** Start **

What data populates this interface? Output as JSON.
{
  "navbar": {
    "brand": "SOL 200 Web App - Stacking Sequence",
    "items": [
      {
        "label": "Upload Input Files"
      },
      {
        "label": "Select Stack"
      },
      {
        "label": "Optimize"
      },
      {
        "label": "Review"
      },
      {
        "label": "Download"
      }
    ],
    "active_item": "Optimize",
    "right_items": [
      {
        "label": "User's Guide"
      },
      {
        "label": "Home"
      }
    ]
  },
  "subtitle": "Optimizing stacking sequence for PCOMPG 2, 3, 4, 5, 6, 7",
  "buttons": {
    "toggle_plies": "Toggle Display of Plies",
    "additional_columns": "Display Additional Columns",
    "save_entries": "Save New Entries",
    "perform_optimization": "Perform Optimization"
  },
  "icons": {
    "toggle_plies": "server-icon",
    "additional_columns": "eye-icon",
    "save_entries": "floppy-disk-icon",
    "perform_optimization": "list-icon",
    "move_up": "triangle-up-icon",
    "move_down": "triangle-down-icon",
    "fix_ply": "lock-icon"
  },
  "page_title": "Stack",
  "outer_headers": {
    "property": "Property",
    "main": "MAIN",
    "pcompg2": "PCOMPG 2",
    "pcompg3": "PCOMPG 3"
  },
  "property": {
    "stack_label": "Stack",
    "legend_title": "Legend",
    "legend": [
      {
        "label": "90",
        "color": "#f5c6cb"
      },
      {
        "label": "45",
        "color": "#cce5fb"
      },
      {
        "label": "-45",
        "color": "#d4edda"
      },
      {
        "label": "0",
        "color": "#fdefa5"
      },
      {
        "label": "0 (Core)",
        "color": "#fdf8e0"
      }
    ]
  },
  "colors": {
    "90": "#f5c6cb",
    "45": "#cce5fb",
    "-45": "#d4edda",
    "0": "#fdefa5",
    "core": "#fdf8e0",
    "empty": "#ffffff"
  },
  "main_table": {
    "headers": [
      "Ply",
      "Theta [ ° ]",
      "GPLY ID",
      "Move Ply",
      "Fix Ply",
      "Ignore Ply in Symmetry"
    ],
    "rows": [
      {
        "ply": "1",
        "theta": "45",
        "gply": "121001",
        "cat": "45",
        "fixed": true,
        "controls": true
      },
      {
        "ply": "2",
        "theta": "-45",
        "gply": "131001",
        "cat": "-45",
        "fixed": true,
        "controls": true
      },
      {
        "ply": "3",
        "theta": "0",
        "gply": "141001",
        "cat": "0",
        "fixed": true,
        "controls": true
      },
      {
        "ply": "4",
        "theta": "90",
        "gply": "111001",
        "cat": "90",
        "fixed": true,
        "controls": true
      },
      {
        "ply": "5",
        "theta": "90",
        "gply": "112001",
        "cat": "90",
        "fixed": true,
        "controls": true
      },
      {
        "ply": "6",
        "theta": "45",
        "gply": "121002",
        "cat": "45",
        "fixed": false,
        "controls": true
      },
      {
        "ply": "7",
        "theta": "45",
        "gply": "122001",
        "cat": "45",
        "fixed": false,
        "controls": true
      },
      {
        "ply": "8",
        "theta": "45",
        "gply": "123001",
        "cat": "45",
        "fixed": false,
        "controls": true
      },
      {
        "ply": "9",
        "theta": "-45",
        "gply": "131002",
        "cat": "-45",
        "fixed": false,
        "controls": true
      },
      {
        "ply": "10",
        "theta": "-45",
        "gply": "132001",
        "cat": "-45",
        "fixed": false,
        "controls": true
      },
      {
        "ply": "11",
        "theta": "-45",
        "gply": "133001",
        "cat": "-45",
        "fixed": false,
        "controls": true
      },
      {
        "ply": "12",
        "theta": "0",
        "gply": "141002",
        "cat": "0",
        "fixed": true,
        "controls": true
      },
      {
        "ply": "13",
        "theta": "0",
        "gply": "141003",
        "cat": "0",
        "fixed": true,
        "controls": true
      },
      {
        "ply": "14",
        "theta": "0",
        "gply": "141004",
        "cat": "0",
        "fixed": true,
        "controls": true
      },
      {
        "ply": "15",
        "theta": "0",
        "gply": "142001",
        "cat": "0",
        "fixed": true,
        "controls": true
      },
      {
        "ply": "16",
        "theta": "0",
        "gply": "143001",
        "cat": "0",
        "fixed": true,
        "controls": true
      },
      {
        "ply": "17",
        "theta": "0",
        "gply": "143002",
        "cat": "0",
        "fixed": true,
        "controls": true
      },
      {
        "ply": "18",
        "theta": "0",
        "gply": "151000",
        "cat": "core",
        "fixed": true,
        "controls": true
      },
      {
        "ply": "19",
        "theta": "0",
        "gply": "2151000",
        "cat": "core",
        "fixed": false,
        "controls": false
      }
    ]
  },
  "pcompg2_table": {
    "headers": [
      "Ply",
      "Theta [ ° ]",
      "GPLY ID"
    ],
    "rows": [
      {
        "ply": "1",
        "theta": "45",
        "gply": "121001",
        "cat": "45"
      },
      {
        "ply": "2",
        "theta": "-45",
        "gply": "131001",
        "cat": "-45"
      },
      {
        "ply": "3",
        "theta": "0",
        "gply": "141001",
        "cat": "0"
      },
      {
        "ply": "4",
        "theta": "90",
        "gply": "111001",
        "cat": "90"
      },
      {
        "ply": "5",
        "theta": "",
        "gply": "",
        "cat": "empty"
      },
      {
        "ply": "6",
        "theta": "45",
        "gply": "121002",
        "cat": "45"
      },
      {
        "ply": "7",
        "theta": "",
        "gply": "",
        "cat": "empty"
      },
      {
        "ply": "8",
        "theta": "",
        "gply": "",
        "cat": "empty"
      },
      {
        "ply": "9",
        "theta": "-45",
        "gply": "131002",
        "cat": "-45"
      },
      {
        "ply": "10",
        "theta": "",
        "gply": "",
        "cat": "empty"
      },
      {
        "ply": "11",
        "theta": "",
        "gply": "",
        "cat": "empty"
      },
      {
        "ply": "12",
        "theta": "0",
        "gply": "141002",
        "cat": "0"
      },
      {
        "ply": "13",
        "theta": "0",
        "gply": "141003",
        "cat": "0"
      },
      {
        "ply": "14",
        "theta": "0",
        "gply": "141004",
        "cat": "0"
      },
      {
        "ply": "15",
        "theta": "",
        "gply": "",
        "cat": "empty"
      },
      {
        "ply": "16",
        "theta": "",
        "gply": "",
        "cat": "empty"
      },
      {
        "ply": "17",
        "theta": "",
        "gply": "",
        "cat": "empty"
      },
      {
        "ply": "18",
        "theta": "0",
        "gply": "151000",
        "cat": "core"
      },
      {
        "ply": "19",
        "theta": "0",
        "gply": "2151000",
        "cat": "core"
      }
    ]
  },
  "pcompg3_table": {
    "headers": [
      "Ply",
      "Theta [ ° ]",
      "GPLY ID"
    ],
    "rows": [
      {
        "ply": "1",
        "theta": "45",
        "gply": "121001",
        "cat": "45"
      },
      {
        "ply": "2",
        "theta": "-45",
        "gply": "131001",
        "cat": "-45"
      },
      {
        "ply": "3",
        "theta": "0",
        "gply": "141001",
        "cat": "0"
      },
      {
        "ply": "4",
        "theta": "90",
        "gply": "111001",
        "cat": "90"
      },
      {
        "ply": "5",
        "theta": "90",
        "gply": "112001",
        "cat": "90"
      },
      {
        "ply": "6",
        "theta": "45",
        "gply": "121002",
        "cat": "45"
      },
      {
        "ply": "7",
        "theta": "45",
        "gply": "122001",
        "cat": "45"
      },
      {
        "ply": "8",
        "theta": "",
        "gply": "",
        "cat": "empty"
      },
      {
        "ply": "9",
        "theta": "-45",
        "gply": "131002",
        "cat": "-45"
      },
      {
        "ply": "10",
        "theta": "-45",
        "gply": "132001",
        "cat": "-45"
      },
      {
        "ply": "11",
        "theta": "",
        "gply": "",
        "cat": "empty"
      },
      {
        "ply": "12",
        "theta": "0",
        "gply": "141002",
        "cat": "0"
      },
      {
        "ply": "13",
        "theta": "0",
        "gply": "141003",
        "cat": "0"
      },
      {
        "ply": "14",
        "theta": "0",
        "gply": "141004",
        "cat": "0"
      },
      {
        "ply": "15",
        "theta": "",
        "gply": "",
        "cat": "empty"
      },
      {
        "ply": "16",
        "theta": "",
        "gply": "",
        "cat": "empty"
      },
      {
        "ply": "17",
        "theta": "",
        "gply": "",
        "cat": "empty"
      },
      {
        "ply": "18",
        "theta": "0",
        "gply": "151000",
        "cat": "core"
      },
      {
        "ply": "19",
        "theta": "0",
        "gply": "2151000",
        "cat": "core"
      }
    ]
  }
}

** End **

* [WORK REQUIRED]
Examine the records and pull out every line where the string "Optimize" occurs.

* [SOLUTION TO THE EXERCISE]
        "label": "Optimize"
    "active_item": "Optimize",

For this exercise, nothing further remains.